§ **Work to do**: Gather every line of the material below that contains the string "microphone".

§ **Material for this task**:
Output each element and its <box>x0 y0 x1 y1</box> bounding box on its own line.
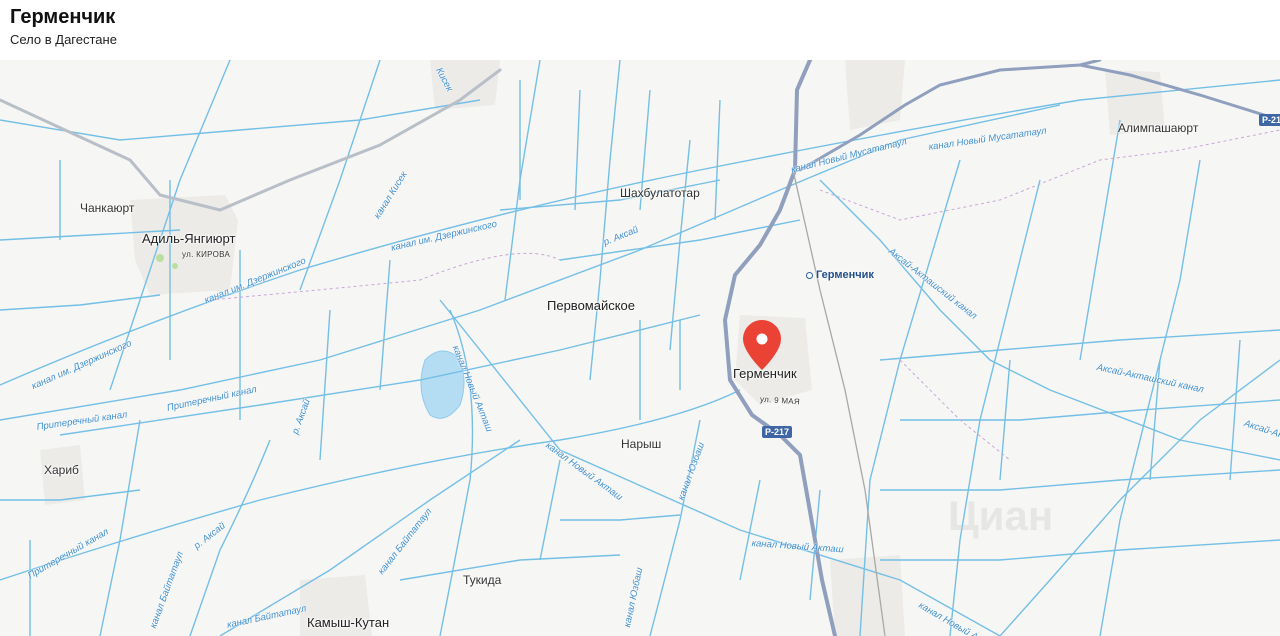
page-title: Герменчик <box>10 6 116 28</box>
street-kirova: ул. КИРОВА <box>182 250 231 259</box>
map-view[interactable]: Чанкаюрт Адиль-Янгиюрт ул. КИРОВА Шахбул… <box>0 60 1280 636</box>
page-subtitle: Село в Дагестане <box>10 32 117 47</box>
green-patch <box>156 254 164 262</box>
place-kharib[interactable]: Хариб <box>44 463 79 477</box>
station-label: Герменчик <box>816 269 874 281</box>
north-settlement-area <box>845 60 905 130</box>
page-header: Герменчик Село в Дагестане <box>0 0 1280 60</box>
place-chankayurt[interactable]: Чанкаюрт <box>80 201 134 215</box>
station-icon <box>806 271 813 279</box>
south-settlement-area <box>830 555 905 636</box>
road-badge-r217: Р-217 <box>762 426 793 438</box>
place-narysh[interactable]: Нарыш <box>621 437 661 451</box>
place-pervomayskoe[interactable]: Первомайское <box>547 298 635 313</box>
place-tukida[interactable]: Тукида <box>463 573 501 587</box>
map-canvas <box>0 60 1280 636</box>
place-adil-yangiyurt[interactable]: Адиль-Янгиюрт <box>142 231 235 246</box>
railway-station-germenchik[interactable]: Герменчик <box>806 269 874 281</box>
place-shakhbulatotar[interactable]: Шахбулатотар <box>620 186 700 200</box>
watermark: Циан <box>948 492 1054 539</box>
road-badge-r217-east: Р-217 <box>1259 114 1280 126</box>
location-pin-icon[interactable] <box>742 319 782 371</box>
place-alimpashayurt[interactable]: Алимпашаюрт <box>1118 121 1198 135</box>
place-kamysh-kutan[interactable]: Камыш-Кутан <box>307 615 389 630</box>
green-patch <box>172 263 178 269</box>
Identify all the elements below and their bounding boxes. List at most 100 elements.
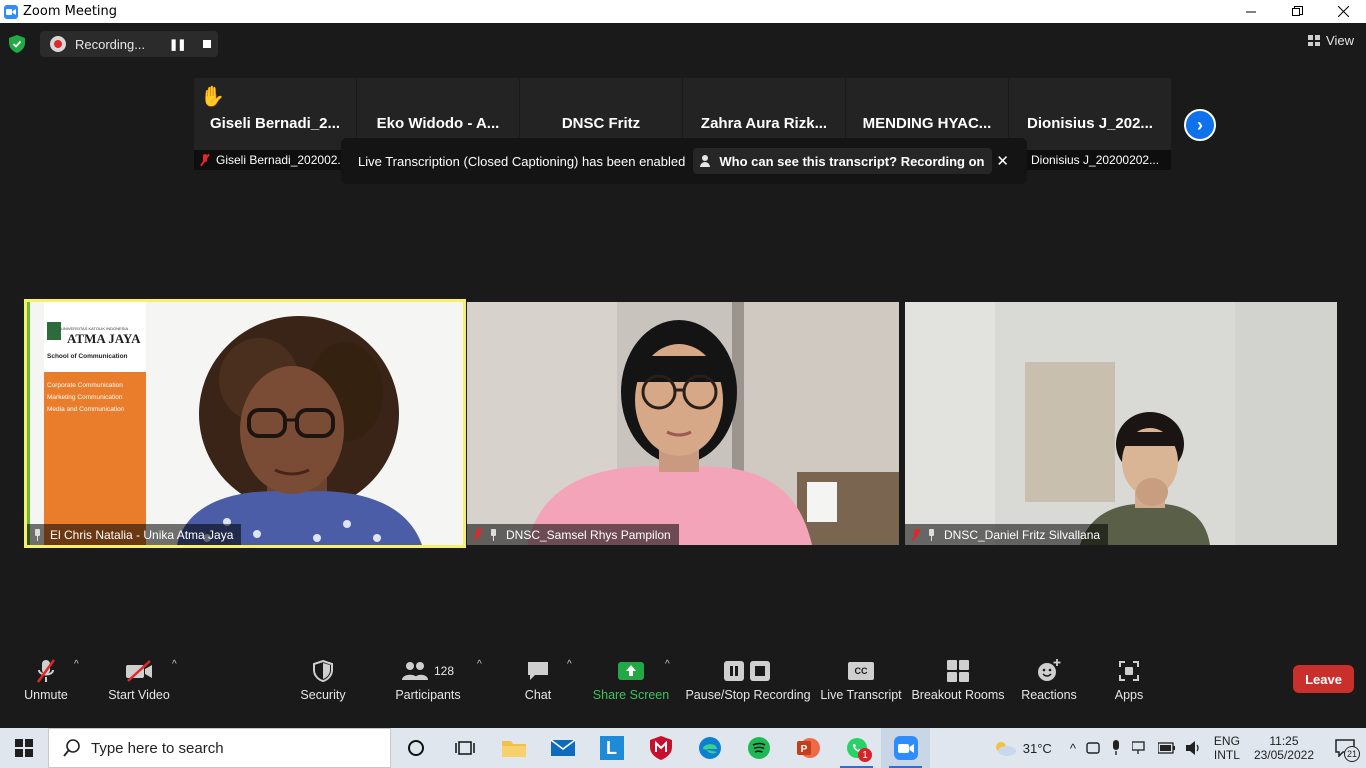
spotify-icon[interactable] bbox=[734, 728, 783, 768]
muted-mic-icon bbox=[200, 154, 210, 166]
taskbar-search-box[interactable]: Type here to search bbox=[48, 728, 391, 768]
powerpoint-icon[interactable]: P bbox=[783, 728, 832, 768]
apps-button[interactable]: Apps bbox=[1114, 657, 1144, 707]
video-tile-name-text: DNSC_Samsel Rhys Pampilon bbox=[506, 527, 671, 542]
participants-count: 128 bbox=[433, 664, 455, 678]
chat-label: Chat bbox=[524, 688, 552, 702]
onedrive-icon[interactable] bbox=[1086, 741, 1100, 755]
zoom-taskbar-icon[interactable] bbox=[881, 728, 930, 768]
banner-brand: ATMA JAYA bbox=[67, 331, 141, 346]
view-button[interactable]: View bbox=[1308, 33, 1354, 48]
video-feed-samsel bbox=[467, 302, 899, 545]
windows-start-button[interactable] bbox=[0, 728, 48, 768]
microphone-tray-icon[interactable] bbox=[1110, 740, 1122, 756]
task-view-icon[interactable] bbox=[440, 728, 489, 768]
volume-icon[interactable] bbox=[1185, 741, 1202, 755]
next-page-arrow-icon[interactable]: › bbox=[1184, 109, 1216, 141]
restore-button[interactable] bbox=[1274, 0, 1320, 23]
transcript-visibility-link[interactable]: Who can see this transcript? Recording o… bbox=[693, 148, 993, 174]
reactions-button[interactable]: Reactions bbox=[1021, 657, 1077, 707]
language-indicator[interactable]: ENG INTL bbox=[1214, 734, 1240, 762]
video-tile-name: DNSC_Samsel Rhys Pampilon bbox=[467, 524, 679, 545]
participants-icon: 128 bbox=[401, 657, 455, 685]
live-transcript-button[interactable]: CC Live Transcript bbox=[820, 657, 902, 707]
participant-thumbnail-name: Giseli Bernadi_2... bbox=[209, 115, 341, 132]
video-tile[interactable]: DNSC_Daniel Fritz Silvallana bbox=[905, 302, 1337, 545]
clock-date: 23/05/2022 bbox=[1253, 748, 1314, 762]
participant-thumbnail-name: Eko Widodo - A... bbox=[376, 115, 500, 132]
participants-options-caret-icon[interactable]: ^ bbox=[477, 659, 482, 670]
participant-thumbnail-label-text: Dionisius J_20200202... bbox=[1031, 153, 1160, 167]
whatsapp-icon[interactable]: 1 bbox=[832, 728, 881, 768]
share-options-caret-icon[interactable]: ^ bbox=[665, 659, 670, 670]
stop-recording-icon[interactable] bbox=[203, 40, 212, 48]
muted-mic-icon bbox=[473, 528, 483, 541]
zoom-app-icon bbox=[4, 4, 18, 19]
participants-label: Participants bbox=[395, 688, 461, 702]
battery-icon[interactable] bbox=[1157, 742, 1176, 754]
unmute-label: Unmute bbox=[24, 688, 68, 702]
banner-program: Corporate Communication bbox=[47, 382, 123, 389]
close-notification-icon[interactable]: ✕ bbox=[996, 152, 1009, 170]
live-transcript-label: Live Transcript bbox=[820, 688, 902, 702]
transcript-visibility-text: Who can see this transcript? Recording o… bbox=[719, 153, 985, 169]
participant-thumbnail-label: Dionisius J_20200202... bbox=[1009, 150, 1171, 170]
windows-logo-icon bbox=[15, 739, 33, 757]
audio-options-caret-icon[interactable]: ^ bbox=[74, 659, 79, 670]
mcafee-shield-icon[interactable] bbox=[636, 728, 685, 768]
show-hidden-icons-chevron-icon[interactable]: ^ bbox=[1070, 741, 1076, 756]
participant-thumbnail-name: DNSC Fritz bbox=[561, 115, 641, 132]
file-explorer-icon[interactable] bbox=[489, 728, 538, 768]
raised-hand-icon: ✋ bbox=[200, 86, 225, 108]
pause-recording-icon[interactable]: ❚❚ bbox=[169, 38, 186, 51]
closed-caption-icon: CC bbox=[848, 657, 874, 685]
clock-time: 11:25 bbox=[1269, 734, 1299, 748]
mail-icon[interactable] bbox=[538, 728, 587, 768]
minimize-button[interactable] bbox=[1228, 0, 1274, 23]
security-label: Security bbox=[300, 688, 346, 702]
chat-button[interactable]: Chat bbox=[522, 657, 554, 707]
participant-thumbnail[interactable]: Dionisius J_202... Dionisius J_20200202.… bbox=[1009, 78, 1171, 170]
university-banner: UNIVERSITAS KATOLIK INDONESIA ATMA JAYA … bbox=[47, 326, 147, 413]
muted-microphone-icon bbox=[34, 657, 58, 685]
video-feed-daniel bbox=[905, 302, 1337, 545]
cortana-icon[interactable] bbox=[391, 728, 440, 768]
unmute-button[interactable]: Unmute bbox=[24, 657, 68, 707]
action-center-button[interactable]: 21 bbox=[1330, 728, 1360, 768]
view-label: View bbox=[1326, 33, 1354, 48]
view-grid-icon bbox=[1308, 35, 1321, 46]
recording-indicator: Recording... ❚❚ bbox=[40, 31, 218, 57]
weather-temperature[interactable]: 31°C bbox=[1023, 741, 1052, 756]
muted-mic-icon bbox=[911, 528, 921, 541]
weather-cloud-icon[interactable] bbox=[993, 739, 1017, 757]
edge-browser-icon[interactable] bbox=[685, 728, 734, 768]
windows-taskbar: Type here to search L P 1 31°C ^ ENG INT… bbox=[0, 728, 1366, 768]
window-titlebar: Zoom Meeting bbox=[0, 0, 1366, 23]
apps-icon bbox=[1119, 657, 1139, 685]
participant-thumbnail-name: Dionisius J_202... bbox=[1027, 115, 1153, 132]
pause-stop-recording-button[interactable]: Pause/Stop Recording bbox=[685, 657, 811, 707]
leave-button[interactable]: Leave bbox=[1293, 665, 1354, 693]
letter-l-app-icon[interactable]: L bbox=[587, 728, 636, 768]
video-options-caret-icon[interactable]: ^ bbox=[172, 659, 177, 670]
participants-button[interactable]: 128 Participants bbox=[395, 657, 461, 707]
network-icon[interactable] bbox=[1131, 741, 1148, 755]
chat-options-caret-icon[interactable]: ^ bbox=[567, 659, 572, 670]
security-button[interactable]: Security bbox=[300, 657, 346, 707]
clock[interactable]: 11:25 23/05/2022 bbox=[1254, 734, 1314, 762]
participant-thumbnail[interactable]: ✋ Giseli Bernadi_2... Giseli Bernadi_202… bbox=[194, 78, 356, 170]
participant-thumbnail-label-text: Giseli Bernadi_202002... bbox=[216, 153, 348, 167]
notification-message: Live Transcription (Closed Captioning) h… bbox=[358, 153, 686, 169]
video-tile-active-speaker[interactable]: UNIVERSITAS KATOLIK INDONESIA ATMA JAYA … bbox=[24, 299, 466, 548]
breakout-rooms-grid-icon bbox=[947, 657, 969, 685]
breakout-rooms-button[interactable]: Breakout Rooms bbox=[911, 657, 1005, 707]
pause-stop-recording-label: Pause/Stop Recording bbox=[685, 688, 811, 702]
meeting-toolbar: Unmute ^ Start Video ^ Security 128 Part… bbox=[0, 651, 1366, 728]
share-screen-button[interactable]: Share Screen bbox=[593, 657, 669, 707]
close-window-button[interactable] bbox=[1320, 0, 1366, 23]
video-tile[interactable]: DNSC_Samsel Rhys Pampilon bbox=[467, 302, 899, 545]
pin-icon bbox=[489, 528, 498, 541]
start-video-button[interactable]: Start Video bbox=[108, 657, 170, 707]
encryption-shield-icon[interactable] bbox=[8, 35, 26, 53]
svg-text:P: P bbox=[800, 744, 807, 755]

§ **Result of the exercise**:
microphone-tray-icon[interactable] bbox=[1110, 740, 1122, 756]
muted-microphone-icon bbox=[34, 657, 58, 685]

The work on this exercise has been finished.